[Figure collection entries]

* * * * * * * * *

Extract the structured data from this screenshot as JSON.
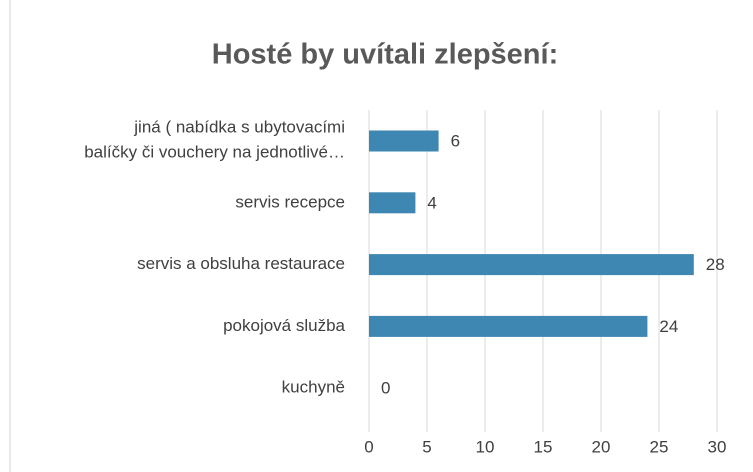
{
  "chart_data": {
    "type": "bar",
    "orientation": "horizontal",
    "title": "Hosté by uvítali zlepšení:",
    "categories": [
      "jiná ( nabídka s ubytovacími\nbalíčky či vouchery na jednotlivé…",
      "servis recepce",
      "servis a obsluha restaurace",
      "pokojová služba",
      "kuchyně"
    ],
    "values": [
      6,
      4,
      28,
      24,
      0
    ],
    "color": "#3e87b3",
    "xlim": [
      0,
      30
    ],
    "xticks": [
      0,
      5,
      10,
      15,
      20,
      25,
      30
    ],
    "grid": true
  }
}
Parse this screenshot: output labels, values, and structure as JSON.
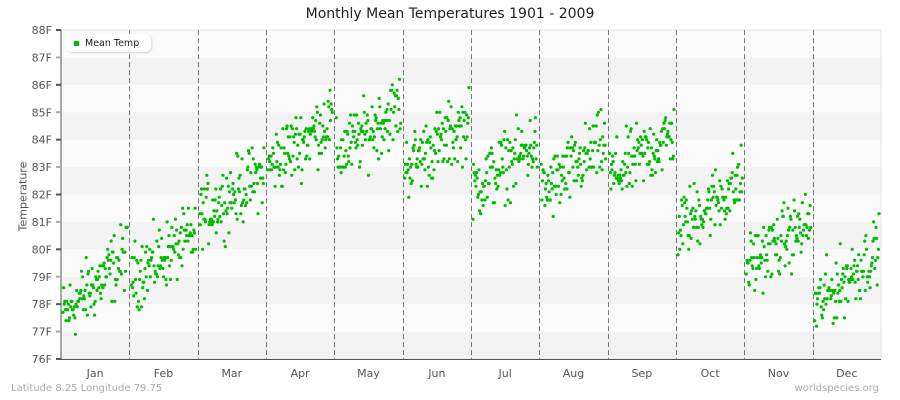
{
  "title": "Monthly Mean Temperatures 1901 - 2009",
  "y_axis_label": "Temperature",
  "legend": {
    "label": "Mean Temp",
    "color": "#00bb00"
  },
  "footer": {
    "location": "Latitude 8.25 Longitude 79.75",
    "credit": "worldspecies.org"
  },
  "colors": {
    "point": "#00bb00",
    "band_light": "#fbfbfb",
    "band_dark": "#f3f3f3",
    "grid_dash": "#777777",
    "axis": "#555555"
  },
  "chart_data": {
    "type": "scatter",
    "title": "Monthly Mean Temperatures 1901 - 2009",
    "xlabel": "",
    "ylabel": "Temperature",
    "ylim": [
      76,
      88
    ],
    "y_ticks": [
      "76F",
      "77F",
      "78F",
      "79F",
      "80F",
      "81F",
      "82F",
      "83F",
      "84F",
      "85F",
      "86F",
      "87F",
      "88F"
    ],
    "categories": [
      "Jan",
      "Feb",
      "Mar",
      "Apr",
      "May",
      "Jun",
      "Jul",
      "Aug",
      "Sep",
      "Oct",
      "Nov",
      "Dec"
    ],
    "legend_position": "top-left",
    "grid": "horizontal bands, dashed vertical month separators",
    "years": [
      1901,
      2009
    ],
    "series": [
      {
        "name": "Mean Temp",
        "monthly_ranges": [
          {
            "month": "Jan",
            "min": 76.1,
            "max": 80.9,
            "trend_start": 77.6,
            "trend_end": 79.8
          },
          {
            "month": "Feb",
            "min": 76.8,
            "max": 81.5,
            "trend_start": 79.0,
            "trend_end": 80.5
          },
          {
            "month": "Mar",
            "min": 80.0,
            "max": 83.7,
            "trend_start": 81.2,
            "trend_end": 82.8
          },
          {
            "month": "Apr",
            "min": 81.9,
            "max": 87.1,
            "trend_start": 83.0,
            "trend_end": 84.8
          },
          {
            "month": "May",
            "min": 82.2,
            "max": 86.6,
            "trend_start": 83.4,
            "trend_end": 85.2
          },
          {
            "month": "Jun",
            "min": 81.9,
            "max": 86.2,
            "trend_start": 83.0,
            "trend_end": 84.6
          },
          {
            "month": "Jul",
            "min": 81.1,
            "max": 85.1,
            "trend_start": 82.2,
            "trend_end": 83.9
          },
          {
            "month": "Aug",
            "min": 80.6,
            "max": 85.1,
            "trend_start": 82.0,
            "trend_end": 83.9
          },
          {
            "month": "Sep",
            "min": 81.8,
            "max": 85.1,
            "trend_start": 82.6,
            "trend_end": 84.2
          },
          {
            "month": "Oct",
            "min": 79.6,
            "max": 83.8,
            "trend_start": 80.8,
            "trend_end": 82.5
          },
          {
            "month": "Nov",
            "min": 78.4,
            "max": 82.0,
            "trend_start": 79.4,
            "trend_end": 81.0
          },
          {
            "month": "Dec",
            "min": 76.8,
            "max": 81.3,
            "trend_start": 77.9,
            "trend_end": 80.0
          }
        ]
      }
    ]
  }
}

* * * * * * * * *

Copy out every line of the data that includes "horizontal".

    "orientation": "horizontal",
    "grid": "horizontal bands, dashed vertical month separators",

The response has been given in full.